_Directive_
Without including any pictures, write out all the entries exactly.

_Collected data_
━━━━━━━━━━

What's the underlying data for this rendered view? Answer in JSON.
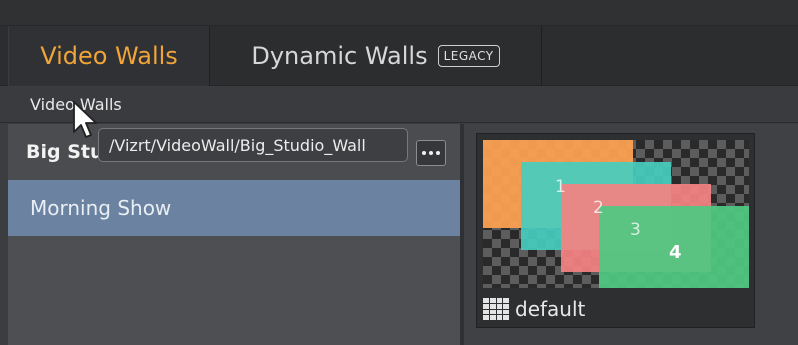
{
  "tabs": [
    {
      "label": "Video Walls",
      "active": true
    },
    {
      "label": "Dynamic Walls",
      "badge": "LEGACY",
      "active": false
    }
  ],
  "section_header": "Video Walls",
  "panel": {
    "title": "Big Studio Wall",
    "more_button_icon": "more-horizontal-icon",
    "items": [
      {
        "label": "Morning Show",
        "selected": true
      }
    ],
    "tooltip": "/Vizrt/VideoWall/Big_Studio_Wall"
  },
  "layout_card": {
    "name": "default",
    "icon": "grid-icon",
    "regions": [
      {
        "label": "1",
        "color": "#faa050"
      },
      {
        "label": "2",
        "color": "#46cdbe"
      },
      {
        "label": "3",
        "color": "#f58282"
      },
      {
        "label": "4",
        "color": "#50c882"
      }
    ]
  },
  "colors": {
    "active_tab": "#f0a43a",
    "selected_item": "#6b82a0"
  }
}
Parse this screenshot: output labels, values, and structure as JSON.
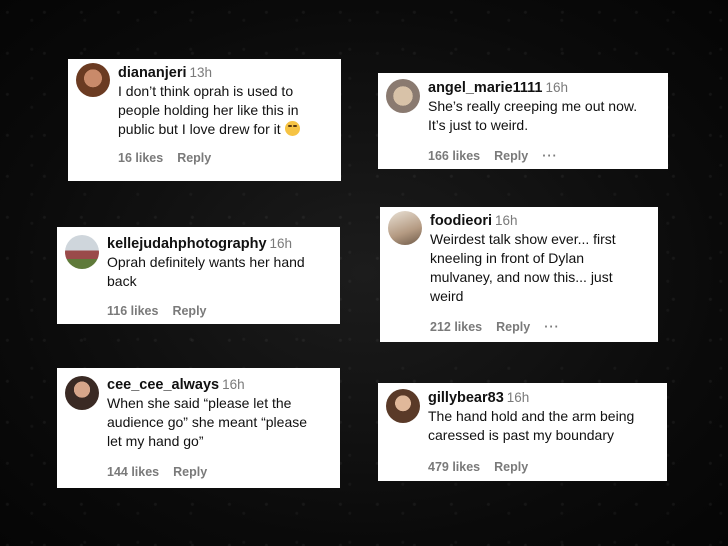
{
  "comments": [
    {
      "user": "diananjeri",
      "time": "13h",
      "lines": [
        "I don’t think oprah is used to",
        "people holding her like this in",
        "public but I love drew for it"
      ],
      "emoji": "joy-emoji-icon",
      "likes": "16 likes",
      "reply": "Reply",
      "more": ""
    },
    {
      "user": "angel_marie1111",
      "time": "16h",
      "lines": [
        "She’s really creeping me out now.",
        "It’s just to weird."
      ],
      "likes": "166 likes",
      "reply": "Reply",
      "more": "···"
    },
    {
      "user": "foodieori",
      "time": "16h",
      "lines": [
        "Weirdest talk show ever... first",
        "kneeling in front of Dylan",
        "mulvaney, and now this... just",
        "weird"
      ],
      "likes": "212 likes",
      "reply": "Reply",
      "more": "···"
    },
    {
      "user": "kellejudahphotography",
      "time": "16h",
      "lines": [
        "Oprah definitely wants her hand",
        "back"
      ],
      "likes": "116 likes",
      "reply": "Reply",
      "more": ""
    },
    {
      "user": "cee_cee_always",
      "time": "16h",
      "lines": [
        "When she said “please let the",
        "audience go” she meant “please",
        "let my hand go”"
      ],
      "likes": "144 likes",
      "reply": "Reply",
      "more": ""
    },
    {
      "user": "gillybear83",
      "time": "16h",
      "lines": [
        "The hand hold and the arm being",
        "caressed is past my boundary"
      ],
      "likes": "479 likes",
      "reply": "Reply",
      "more": ""
    }
  ],
  "colors": {
    "card": "#ffffff",
    "background": "#0d0d0d",
    "muted": "#7a7a7a"
  }
}
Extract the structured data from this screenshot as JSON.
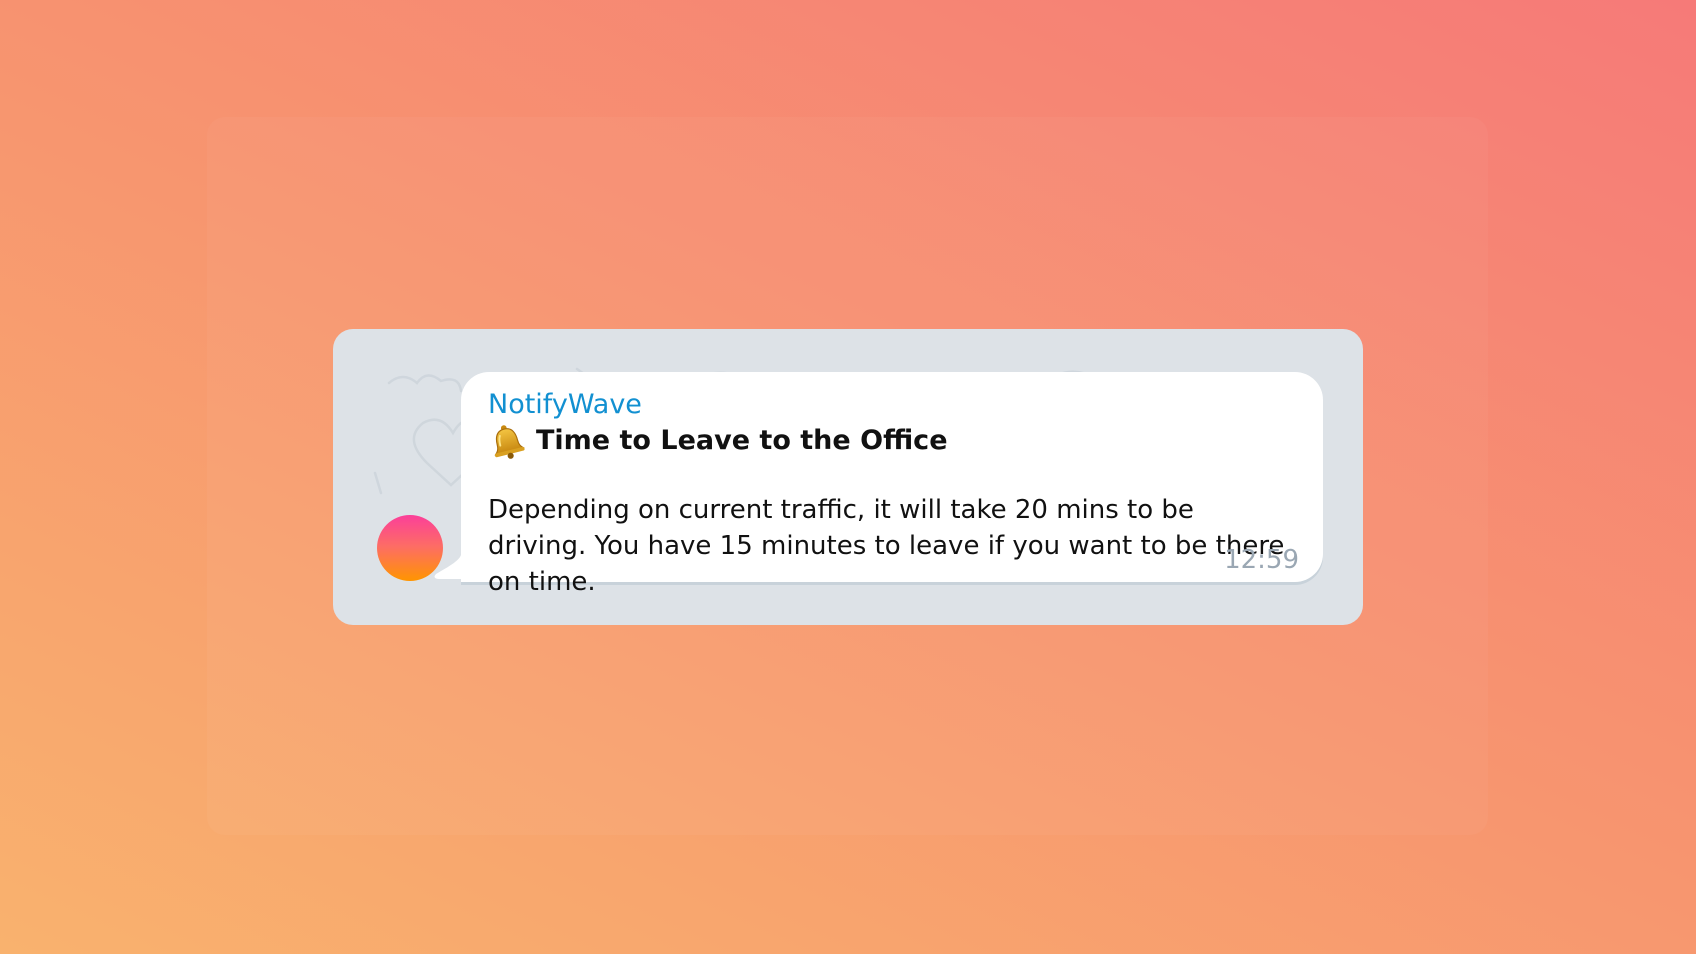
{
  "message": {
    "sender": "NotifyWave",
    "title_icon": "bell-icon",
    "title": "Time to Leave to the Office",
    "body": "Depending on current traffic, it will take 20 mins to be driving. You have 15 minutes to leave if you want to be there on time.",
    "time": "12:59"
  },
  "colors": {
    "sender": "#1290d1",
    "frame_bg": "#dde2e7",
    "bubble_bg": "#ffffff",
    "timestamp": "#9aa7b3",
    "avatar_top": "#fb3f9a",
    "avatar_bottom": "#ff9500"
  }
}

━━━━━━━━━━

_Exercise result_
What's the underlying data for this rendered view? Answer in JSON.
{
  "tabs": [
    {
      "label": "Video Walls",
      "active": true
    },
    {
      "label": "Dynamic Walls",
      "badge": "LEGACY",
      "active": false
    }
  ],
  "section_header": "Video Walls",
  "panel": {
    "title": "Big Studio Wall",
    "more_button_icon": "more-horizontal-icon",
    "items": [
      {
        "label": "Morning Show",
        "selected": true
      }
    ],
    "tooltip": "/Vizrt/VideoWall/Big_Studio_Wall"
  },
  "layout_card": {
    "name": "default",
    "icon": "grid-icon",
    "regions": [
      {
        "label": "1",
        "color": "#faa050"
      },
      {
        "label": "2",
        "color": "#46cdbe"
      },
      {
        "label": "3",
        "color": "#f58282"
      },
      {
        "label": "4",
        "color": "#50c882"
      }
    ]
  },
  "colors": {
    "active_tab": "#f0a43a",
    "selected_item": "#6b82a0"
  }
}
Parse this screenshot: output labels, values, and structure as JSON.
{
  "comments": [
    {
      "user": "diananjeri",
      "time": "13h",
      "lines": [
        "I don’t think oprah is used to",
        "people holding her like this in",
        "public but I love drew for it"
      ],
      "emoji": "joy-emoji-icon",
      "likes": "16 likes",
      "reply": "Reply",
      "more": ""
    },
    {
      "user": "angel_marie1111",
      "time": "16h",
      "lines": [
        "She’s really creeping me out now.",
        "It’s just to weird."
      ],
      "likes": "166 likes",
      "reply": "Reply",
      "more": "···"
    },
    {
      "user": "foodieori",
      "time": "16h",
      "lines": [
        "Weirdest talk show ever... first",
        "kneeling in front of Dylan",
        "mulvaney, and now this... just",
        "weird"
      ],
      "likes": "212 likes",
      "reply": "Reply",
      "more": "···"
    },
    {
      "user": "kellejudahphotography",
      "time": "16h",
      "lines": [
        "Oprah definitely wants her hand",
        "back"
      ],
      "likes": "116 likes",
      "reply": "Reply",
      "more": ""
    },
    {
      "user": "cee_cee_always",
      "time": "16h",
      "lines": [
        "When she said “please let the",
        "audience go” she meant “please",
        "let my hand go”"
      ],
      "likes": "144 likes",
      "reply": "Reply",
      "more": ""
    },
    {
      "user": "gillybear83",
      "time": "16h",
      "lines": [
        "The hand hold and the arm being",
        "caressed is past my boundary"
      ],
      "likes": "479 likes",
      "reply": "Reply",
      "more": ""
    }
  ],
  "colors": {
    "card": "#ffffff",
    "background": "#0d0d0d",
    "muted": "#7a7a7a"
  }
}
Extract the structured data from this screenshot as JSON.
{
  "message": {
    "sender": "NotifyWave",
    "title_icon": "bell-icon",
    "title": "Time to Leave to the Office",
    "body": "Depending on current traffic, it will take 20 mins to be driving. You have 15 minutes to leave if you want to be there on time.",
    "time": "12:59"
  },
  "colors": {
    "sender": "#1290d1",
    "frame_bg": "#dde2e7",
    "bubble_bg": "#ffffff",
    "timestamp": "#9aa7b3",
    "avatar_top": "#fb3f9a",
    "avatar_bottom": "#ff9500"
  }
}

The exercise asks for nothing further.